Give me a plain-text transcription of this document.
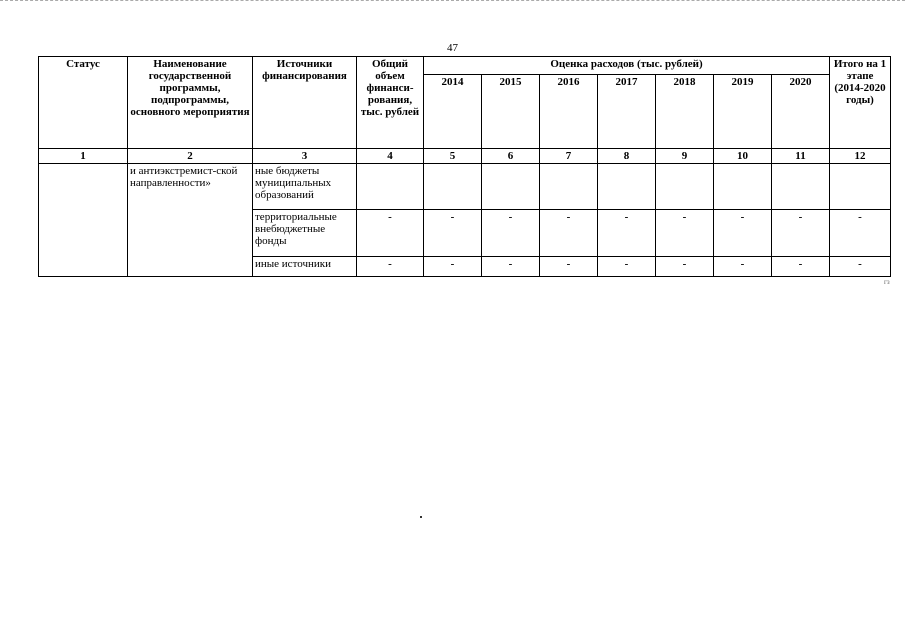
47
Статус	Наименование государственной программы, подпрограммы, основного мероприятия	Источники финансирования	Общий объем финанси-рования, тыс. рублей	Оценка расходов (тыс. рублей)							Итого на 1 этапе (2014-2020 годы)
				2014	2015	2016	2017	2018	2019	2020	
1	2	3	4	5	6	7	8	9	10	11	12
	и антиэкстремист-ской направленности»	ные бюджеты муниципальных образований									
		территориальные внебюджетные фонды	-	-	-	-	-	-	-	-	-
		иные источники	-	-	-	-	-	-	-	-	-
гз
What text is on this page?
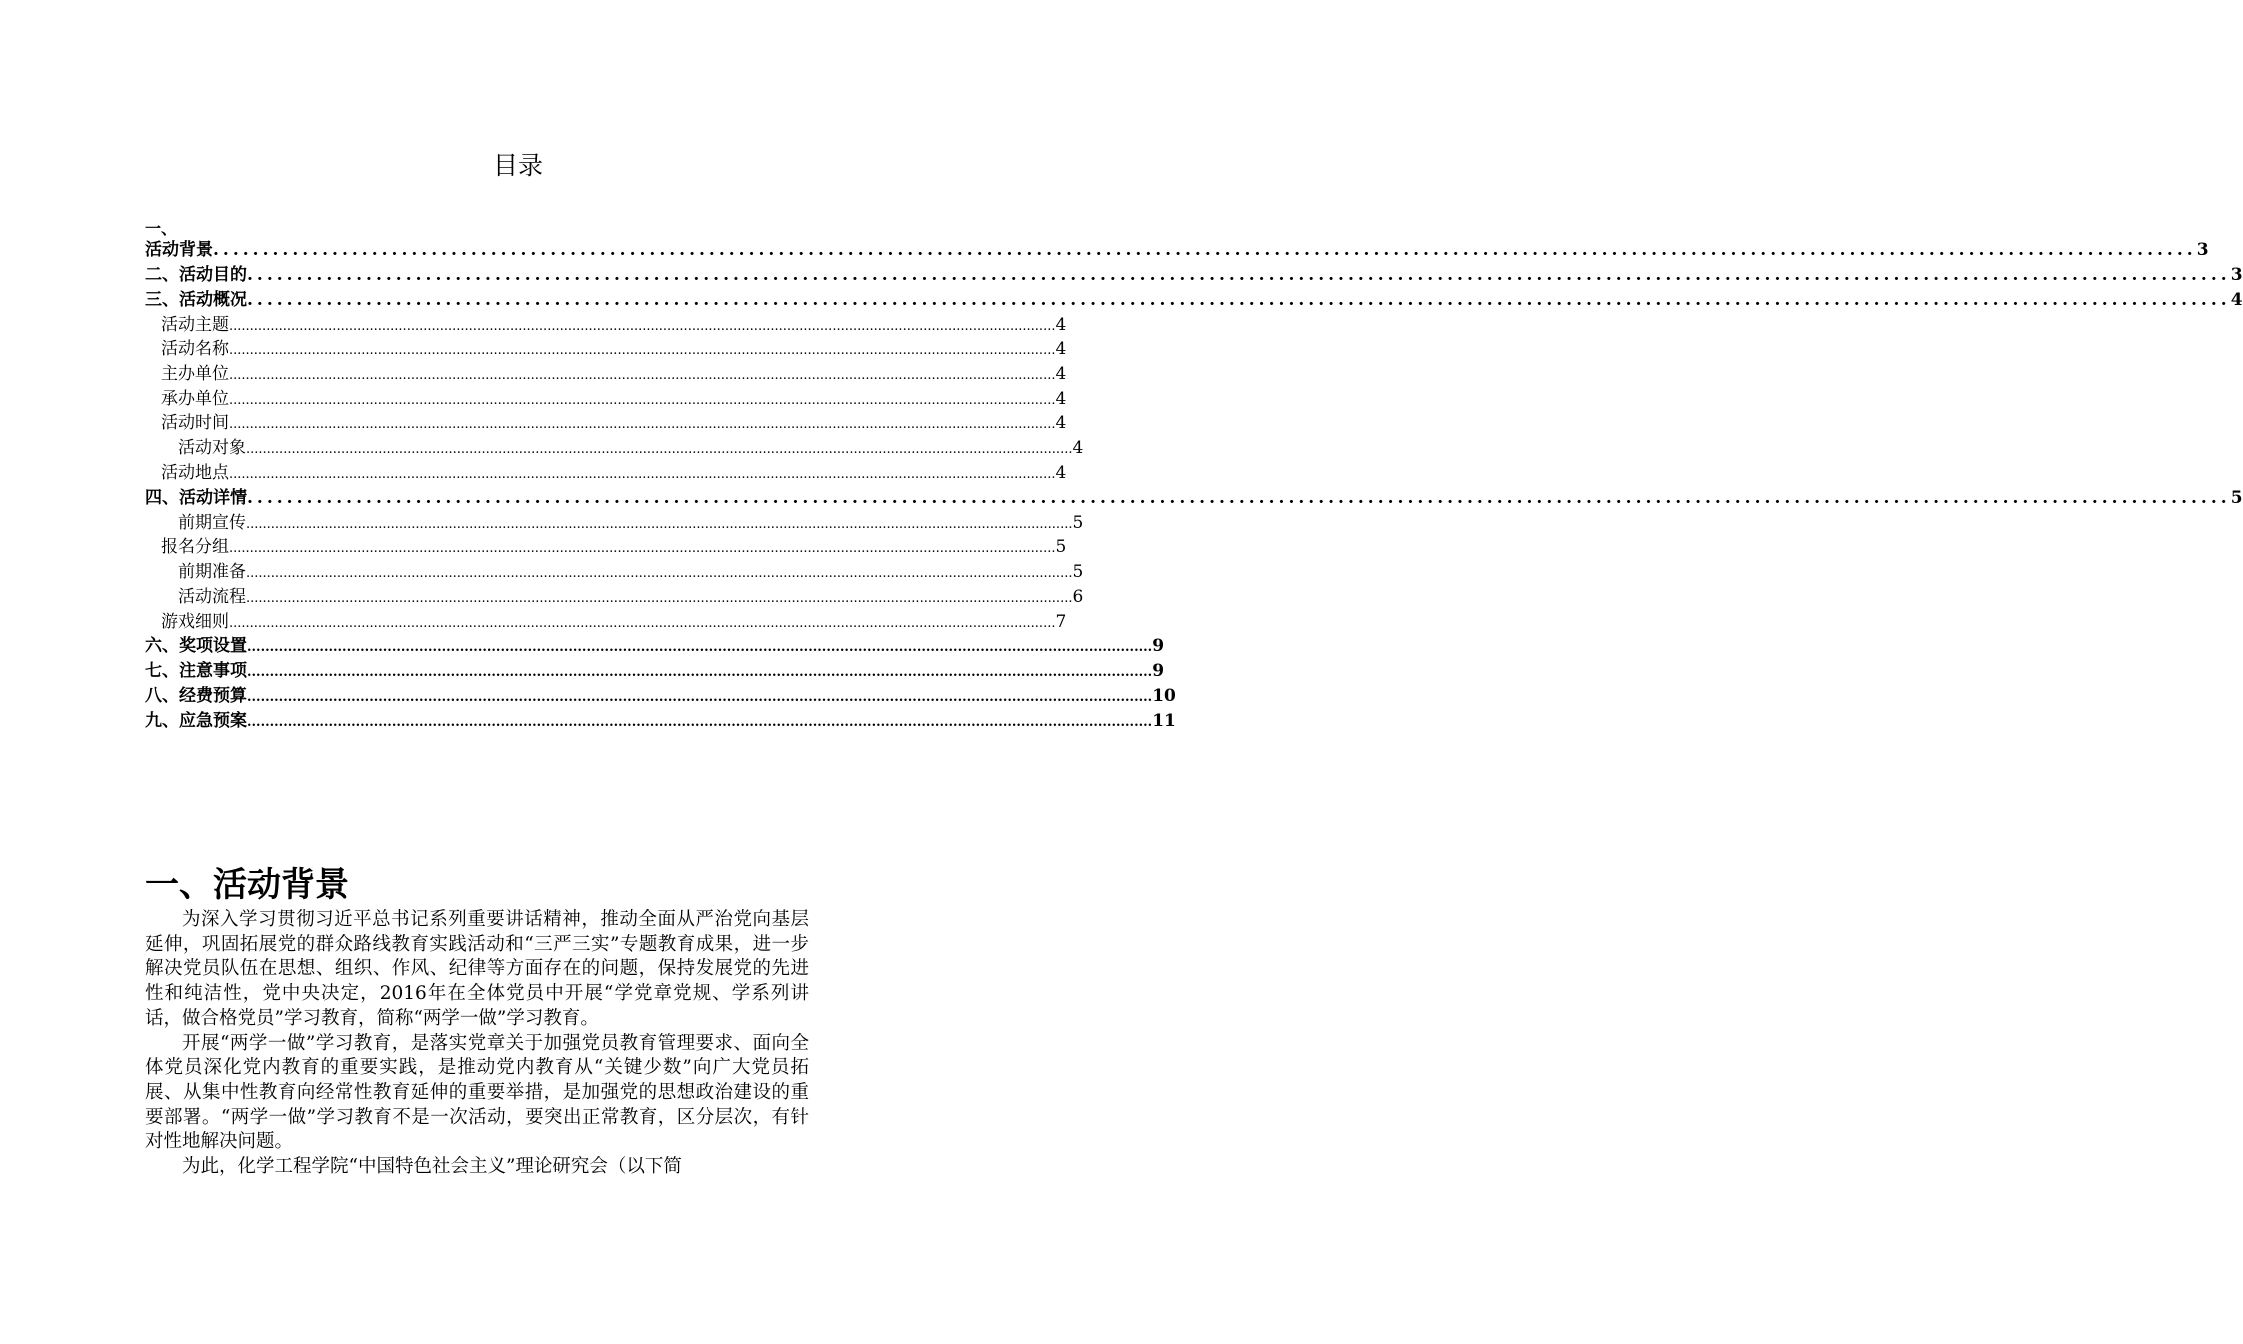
目录
一、
活动背景 ........................................................................................................................................................................................................ 3
二、活动目的 ........................................................................................................................................................................................................ 3
三、活动概况 ........................................................................................................................................................................................................ 4
活动主题 ........................................................................................................................................................................................................ 4
活动名称 ........................................................................................................................................................................................................ 4
主办单位 ........................................................................................................................................................................................................ 4
承办单位 ........................................................................................................................................................................................................ 4
活动时间 ........................................................................................................................................................................................................ 4
活动对象 ........................................................................................................................................................................................................ 4
活动地点 ........................................................................................................................................................................................................ 4
四、活动详情 ........................................................................................................................................................................................................ 5
前期宣传 ........................................................................................................................................................................................................ 5
报名分组 ........................................................................................................................................................................................................ 5
前期准备 ........................................................................................................................................................................................................ 5
活动流程 ........................................................................................................................................................................................................ 6
游戏细则 ........................................................................................................................................................................................................ 7
六、奖项设置 ........................................................................................................................................................................................................ 9
七、注意事项 ........................................................................................................................................................................................................ 9
八、经费预算 ........................................................................................................................................................................................................ 10
九、应急预案 ........................................................................................................................................................................................................ 11
一、活动背景

为深入学习贯彻习近平总书记系列重要讲话精神，推动全面从严治党向基层延伸，巩固拓展党的群众路线教育实践活动和“三严三实”专题教育成果，进一步解决党员队伍在思想、组织、作风、纪律等方面存在的问题，保持发展党的先进性和纯洁性，党中央决定，2016年在全体党员中开展“学党章党规、学系列讲话，做合格党员”学习教育，简称“两学一做”学习教育。

开展“两学一做”学习教育，是落实党章关于加强党员教育管理要求、面向全体党员深化党内教育的重要实践，是推动党内教育从“关键少数”向广大党员拓展、从集中性教育向经常性教育延伸的重要举措，是加强党的思想政治建设的重要部署。“两学一做”学习教育不是一次活动，要突出正常教育，区分层次，有针对性地解决问题。

为此，化学工程学院“中国特色社会主义”理论研究会（以下简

▸ **Exercise aim**: Return the listing above word for word, with the pictures removed.

▸ **Response**:
Give me a plain-text transcription of this document.
47
Статус	Наименование государственной программы, подпрограммы, основного мероприятия	Источники финансирования	Общий объем финанси-рования, тыс. рублей	Оценка расходов (тыс. рублей)							Итого на 1 этапе (2014-2020 годы)
				2014	2015	2016	2017	2018	2019	2020	
1	2	3	4	5	6	7	8	9	10	11	12
	и антиэкстремист-ской направленности»	ные бюджеты муниципальных образований									
		территориальные внебюджетные фонды	-	-	-	-	-	-	-	-	-
		иные источники	-	-	-	-	-	-	-	-	-
гз
What text is on this page?
目录
一、
活动背景 ........................................................................................................................................................................................................ 3
二、活动目的 ........................................................................................................................................................................................................ 3
三、活动概况 ........................................................................................................................................................................................................ 4
活动主题 ........................................................................................................................................................................................................ 4
活动名称 ........................................................................................................................................................................................................ 4
主办单位 ........................................................................................................................................................................................................ 4
承办单位 ........................................................................................................................................................................................................ 4
活动时间 ........................................................................................................................................................................................................ 4
活动对象 ........................................................................................................................................................................................................ 4
活动地点 ........................................................................................................................................................................................................ 4
四、活动详情 ........................................................................................................................................................................................................ 5
前期宣传 ........................................................................................................................................................................................................ 5
报名分组 ........................................................................................................................................................................................................ 5
前期准备 ........................................................................................................................................................................................................ 5
活动流程 ........................................................................................................................................................................................................ 6
游戏细则 ........................................................................................................................................................................................................ 7
六、奖项设置 ........................................................................................................................................................................................................ 9
七、注意事项 ........................................................................................................................................................................................................ 9
八、经费预算 ........................................................................................................................................................................................................ 10
九、应急预案 ........................................................................................................................................................................................................ 11
一、活动背景

为深入学习贯彻习近平总书记系列重要讲话精神，推动全面从严治党向基层延伸，巩固拓展党的群众路线教育实践活动和“三严三实”专题教育成果，进一步解决党员队伍在思想、组织、作风、纪律等方面存在的问题，保持发展党的先进性和纯洁性，党中央决定，2016年在全体党员中开展“学党章党规、学系列讲话，做合格党员”学习教育，简称“两学一做”学习教育。

开展“两学一做”学习教育，是落实党章关于加强党员教育管理要求、面向全体党员深化党内教育的重要实践，是推动党内教育从“关键少数”向广大党员拓展、从集中性教育向经常性教育延伸的重要举措，是加强党的思想政治建设的重要部署。“两学一做”学习教育不是一次活动，要突出正常教育，区分层次，有针对性地解决问题。

为此，化学工程学院“中国特色社会主义”理论研究会（以下简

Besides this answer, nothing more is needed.